WHAT YOU WILL DO: In the entries that follow, find the word "žíti" and report each line it is on.

SUPPLIED RECORDS:
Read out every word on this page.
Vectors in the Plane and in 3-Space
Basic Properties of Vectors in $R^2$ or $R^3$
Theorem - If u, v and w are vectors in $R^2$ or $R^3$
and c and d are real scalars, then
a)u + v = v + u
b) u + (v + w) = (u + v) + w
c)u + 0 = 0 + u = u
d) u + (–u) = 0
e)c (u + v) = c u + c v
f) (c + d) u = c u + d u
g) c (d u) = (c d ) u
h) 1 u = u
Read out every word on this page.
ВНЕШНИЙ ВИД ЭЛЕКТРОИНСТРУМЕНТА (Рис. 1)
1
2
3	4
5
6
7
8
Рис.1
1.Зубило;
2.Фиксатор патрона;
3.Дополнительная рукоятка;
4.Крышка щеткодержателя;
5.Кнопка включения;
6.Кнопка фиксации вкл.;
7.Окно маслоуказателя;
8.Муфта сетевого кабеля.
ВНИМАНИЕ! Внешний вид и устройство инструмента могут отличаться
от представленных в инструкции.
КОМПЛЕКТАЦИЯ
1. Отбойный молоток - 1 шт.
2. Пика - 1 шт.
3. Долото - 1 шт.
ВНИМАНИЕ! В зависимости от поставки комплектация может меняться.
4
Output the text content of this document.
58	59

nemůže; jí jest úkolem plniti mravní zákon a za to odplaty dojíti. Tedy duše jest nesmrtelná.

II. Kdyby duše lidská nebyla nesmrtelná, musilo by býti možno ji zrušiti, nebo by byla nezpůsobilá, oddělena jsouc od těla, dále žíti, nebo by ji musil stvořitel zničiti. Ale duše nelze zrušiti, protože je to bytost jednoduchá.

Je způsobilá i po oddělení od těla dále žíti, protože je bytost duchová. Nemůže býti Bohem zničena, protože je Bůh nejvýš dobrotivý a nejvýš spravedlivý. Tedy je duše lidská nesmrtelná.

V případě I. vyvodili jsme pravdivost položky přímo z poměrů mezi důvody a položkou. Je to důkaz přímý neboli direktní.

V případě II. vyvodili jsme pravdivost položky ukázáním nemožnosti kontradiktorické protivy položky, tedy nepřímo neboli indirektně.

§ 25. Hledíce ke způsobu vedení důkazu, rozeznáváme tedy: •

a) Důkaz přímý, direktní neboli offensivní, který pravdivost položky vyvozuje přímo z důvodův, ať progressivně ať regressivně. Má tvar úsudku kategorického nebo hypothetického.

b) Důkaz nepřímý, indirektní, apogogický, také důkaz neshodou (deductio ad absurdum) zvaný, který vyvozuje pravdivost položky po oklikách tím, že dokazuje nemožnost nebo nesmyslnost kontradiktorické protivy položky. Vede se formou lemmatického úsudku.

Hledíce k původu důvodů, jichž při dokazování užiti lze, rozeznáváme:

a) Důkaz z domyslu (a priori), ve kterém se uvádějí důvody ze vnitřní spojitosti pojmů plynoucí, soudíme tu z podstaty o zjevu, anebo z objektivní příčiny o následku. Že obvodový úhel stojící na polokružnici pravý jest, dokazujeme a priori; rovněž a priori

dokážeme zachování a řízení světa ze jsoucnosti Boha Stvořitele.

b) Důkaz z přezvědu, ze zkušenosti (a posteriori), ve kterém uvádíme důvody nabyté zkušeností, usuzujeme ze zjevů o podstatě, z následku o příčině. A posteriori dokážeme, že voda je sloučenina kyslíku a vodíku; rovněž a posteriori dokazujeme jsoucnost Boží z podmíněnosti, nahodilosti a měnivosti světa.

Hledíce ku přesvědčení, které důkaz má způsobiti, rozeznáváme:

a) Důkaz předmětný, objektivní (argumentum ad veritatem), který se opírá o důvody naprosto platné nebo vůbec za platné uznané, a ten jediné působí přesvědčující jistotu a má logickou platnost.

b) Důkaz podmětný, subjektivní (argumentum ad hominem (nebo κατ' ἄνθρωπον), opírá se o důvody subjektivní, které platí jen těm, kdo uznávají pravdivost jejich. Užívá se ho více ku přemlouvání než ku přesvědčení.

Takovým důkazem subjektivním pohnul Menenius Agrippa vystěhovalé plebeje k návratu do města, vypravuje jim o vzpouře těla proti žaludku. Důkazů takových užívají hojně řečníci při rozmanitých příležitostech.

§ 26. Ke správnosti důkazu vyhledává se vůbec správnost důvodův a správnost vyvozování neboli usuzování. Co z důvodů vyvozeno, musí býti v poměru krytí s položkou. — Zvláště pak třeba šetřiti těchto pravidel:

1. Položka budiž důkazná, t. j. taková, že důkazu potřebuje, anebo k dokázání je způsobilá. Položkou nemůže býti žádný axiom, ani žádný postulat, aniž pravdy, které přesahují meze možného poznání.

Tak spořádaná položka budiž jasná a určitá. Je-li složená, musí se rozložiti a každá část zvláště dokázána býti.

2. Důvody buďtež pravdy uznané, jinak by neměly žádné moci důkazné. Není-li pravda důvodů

EXPECTED OUTPUT:
II. Kdyby duše lidská nebyla nesmrtelná, musilo by býti možno ji zrušiti, nebo by byla nezpůsobilá, oddělena jsouc od těla, dále žíti, nebo by ji musil stvořitel zničiti. Ale duše nelze zrušiti, protože je to bytost jednoduchá.
Je způsobilá i po oddělení od těla dále žíti, protože je bytost duchová. Nemůže býti Bohem zničena, protože je Bůh nejvýš dobrotivý a nejvýš spravedlivý. Tedy je duše lidská nesmrtelná.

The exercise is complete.